▶ [Data listing]
----

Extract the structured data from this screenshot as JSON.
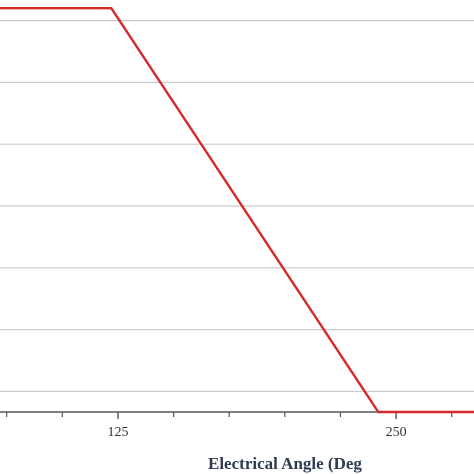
{
  "chart_data": {
    "type": "line",
    "title": "",
    "xlabel": "Electrical Angle (Deg",
    "ylabel": "",
    "xlim": [
      72,
      285
    ],
    "ylim": [
      0,
      1.0
    ],
    "x_ticks": [
      {
        "value": 125,
        "label": "125"
      },
      {
        "value": 250,
        "label": "250"
      }
    ],
    "x_minor_ticks": [
      75,
      100,
      150,
      175,
      200,
      225,
      275
    ],
    "y_gridlines": [
      0.05,
      0.2,
      0.35,
      0.5,
      0.65,
      0.8,
      0.95
    ],
    "grid": true,
    "legend": "none",
    "colors": {
      "line": "#d42a2a",
      "grid": "#cccccc",
      "axis": "#555555"
    },
    "series": [
      {
        "x": [
          72,
          122,
          242,
          285
        ],
        "y": [
          0.98,
          0.98,
          0.0,
          0.0
        ]
      }
    ]
  }
}
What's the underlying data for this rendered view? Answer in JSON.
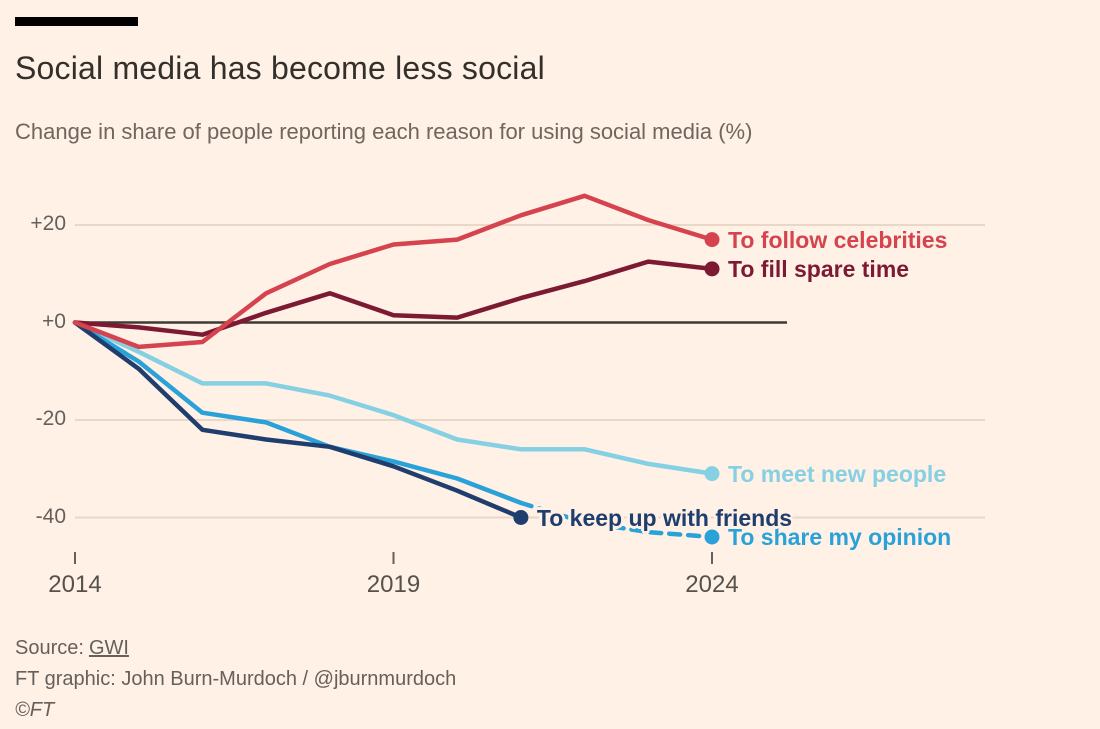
{
  "header": {
    "title": "Social media has become less social",
    "subtitle": "Change in share of people reporting each reason for using social media (%)"
  },
  "footer": {
    "source_label": "Source:",
    "source_link": "GWI",
    "credit": "FT graphic: John Burn-Murdoch / @jburnmurdoch",
    "copyright": "©FT"
  },
  "colors": {
    "background": "#FFF1E5",
    "top_bar": "#000000",
    "title_text": "#33302c",
    "subtitle_text": "#6f665d",
    "y_axis_label": "#66605c",
    "x_axis_label": "#57514c",
    "gridline": "#e9d8c8",
    "zero_line": "#403a35",
    "tick": "#66605c",
    "footer_text": "#66605c"
  },
  "chart_data": {
    "type": "line",
    "title": "Social media has become less social",
    "subtitle": "Change in share of people reporting each reason for using social media (%)",
    "x": [
      2014,
      2015,
      2016,
      2017,
      2018,
      2019,
      2020,
      2021,
      2022,
      2023,
      2024
    ],
    "x_tick_years": [
      2014,
      2019,
      2024
    ],
    "x_tick_labels": [
      "2014",
      "2019",
      "2024"
    ],
    "y_ticks": [
      {
        "label": "+20",
        "value": 20
      },
      {
        "label": "+0",
        "value": 0
      },
      {
        "label": "-20",
        "value": -20
      },
      {
        "label": "-40",
        "value": -40
      }
    ],
    "ylim": [
      -48,
      28
    ],
    "grid": true,
    "legend_position": "end-of-line",
    "series": [
      {
        "key": "meet_new_people",
        "name": "To meet new people",
        "color": "#85d0e2",
        "values": [
          0,
          -6,
          -12.5,
          -12.5,
          -15,
          -19,
          -24,
          -26,
          -26,
          -29,
          -31
        ]
      },
      {
        "key": "share_my_opinion",
        "name": "To share my opinion",
        "color": "#2aa2d9",
        "values": [
          0,
          -8,
          -18.5,
          -20.5,
          -25.5,
          -28.5,
          -32,
          -37,
          -41,
          -43,
          -44
        ],
        "dash_from_index": 7
      },
      {
        "key": "keep_up_with_friends",
        "name": "To keep up with friends",
        "color": "#1f3e6e",
        "values": [
          0,
          -9.5,
          -22,
          -24,
          -25.5,
          -29.5,
          -34.5,
          -40
        ]
      },
      {
        "key": "fill_spare_time",
        "name": "To fill spare time",
        "color": "#7d1a33",
        "values": [
          0,
          -1,
          -2.5,
          2,
          6,
          1.5,
          1,
          5,
          8.5,
          12.5,
          11
        ]
      },
      {
        "key": "follow_celebrities",
        "name": "To follow celebrities",
        "color": "#d5434f",
        "values": [
          0,
          -5,
          -4,
          6,
          12,
          16,
          17,
          22,
          26,
          21,
          17
        ]
      }
    ]
  }
}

----

▶ [Stated exercise] Give every record again exactly, apart from the pictures, which stay out.

▶ [Final result]
Extract the structured data from this screenshot as JSON.
{
  "chart_data": {
    "type": "line",
    "title": "",
    "xlabel": "Electrical Angle (Deg",
    "ylabel": "",
    "xlim": [
      72,
      285
    ],
    "ylim": [
      0,
      1.0
    ],
    "x_ticks": [
      {
        "value": 125,
        "label": "125"
      },
      {
        "value": 250,
        "label": "250"
      }
    ],
    "x_minor_ticks": [
      75,
      100,
      150,
      175,
      200,
      225,
      275
    ],
    "y_gridlines": [
      0.05,
      0.2,
      0.35,
      0.5,
      0.65,
      0.8,
      0.95
    ],
    "grid": true,
    "legend": "none",
    "colors": {
      "line": "#d42a2a",
      "grid": "#cccccc",
      "axis": "#555555"
    },
    "series": [
      {
        "x": [
          72,
          122,
          242,
          285
        ],
        "y": [
          0.98,
          0.98,
          0.0,
          0.0
        ]
      }
    ]
  }
}
What's the underlying data for this rendered view? Answer in JSON.
{
  "header": {
    "title": "Social media has become less social",
    "subtitle": "Change in share of people reporting each reason for using social media (%)"
  },
  "footer": {
    "source_label": "Source:",
    "source_link": "GWI",
    "credit": "FT graphic: John Burn-Murdoch / @jburnmurdoch",
    "copyright": "©FT"
  },
  "colors": {
    "background": "#FFF1E5",
    "top_bar": "#000000",
    "title_text": "#33302c",
    "subtitle_text": "#6f665d",
    "y_axis_label": "#66605c",
    "x_axis_label": "#57514c",
    "gridline": "#e9d8c8",
    "zero_line": "#403a35",
    "tick": "#66605c",
    "footer_text": "#66605c"
  },
  "chart_data": {
    "type": "line",
    "title": "Social media has become less social",
    "subtitle": "Change in share of people reporting each reason for using social media (%)",
    "x": [
      2014,
      2015,
      2016,
      2017,
      2018,
      2019,
      2020,
      2021,
      2022,
      2023,
      2024
    ],
    "x_tick_years": [
      2014,
      2019,
      2024
    ],
    "x_tick_labels": [
      "2014",
      "2019",
      "2024"
    ],
    "y_ticks": [
      {
        "label": "+20",
        "value": 20
      },
      {
        "label": "+0",
        "value": 0
      },
      {
        "label": "-20",
        "value": -20
      },
      {
        "label": "-40",
        "value": -40
      }
    ],
    "ylim": [
      -48,
      28
    ],
    "grid": true,
    "legend_position": "end-of-line",
    "series": [
      {
        "key": "meet_new_people",
        "name": "To meet new people",
        "color": "#85d0e2",
        "values": [
          0,
          -6,
          -12.5,
          -12.5,
          -15,
          -19,
          -24,
          -26,
          -26,
          -29,
          -31
        ]
      },
      {
        "key": "share_my_opinion",
        "name": "To share my opinion",
        "color": "#2aa2d9",
        "values": [
          0,
          -8,
          -18.5,
          -20.5,
          -25.5,
          -28.5,
          -32,
          -37,
          -41,
          -43,
          -44
        ],
        "dash_from_index": 7
      },
      {
        "key": "keep_up_with_friends",
        "name": "To keep up with friends",
        "color": "#1f3e6e",
        "values": [
          0,
          -9.5,
          -22,
          -24,
          -25.5,
          -29.5,
          -34.5,
          -40
        ]
      },
      {
        "key": "fill_spare_time",
        "name": "To fill spare time",
        "color": "#7d1a33",
        "values": [
          0,
          -1,
          -2.5,
          2,
          6,
          1.5,
          1,
          5,
          8.5,
          12.5,
          11
        ]
      },
      {
        "key": "follow_celebrities",
        "name": "To follow celebrities",
        "color": "#d5434f",
        "values": [
          0,
          -5,
          -4,
          6,
          12,
          16,
          17,
          22,
          26,
          21,
          17
        ]
      }
    ]
  }
}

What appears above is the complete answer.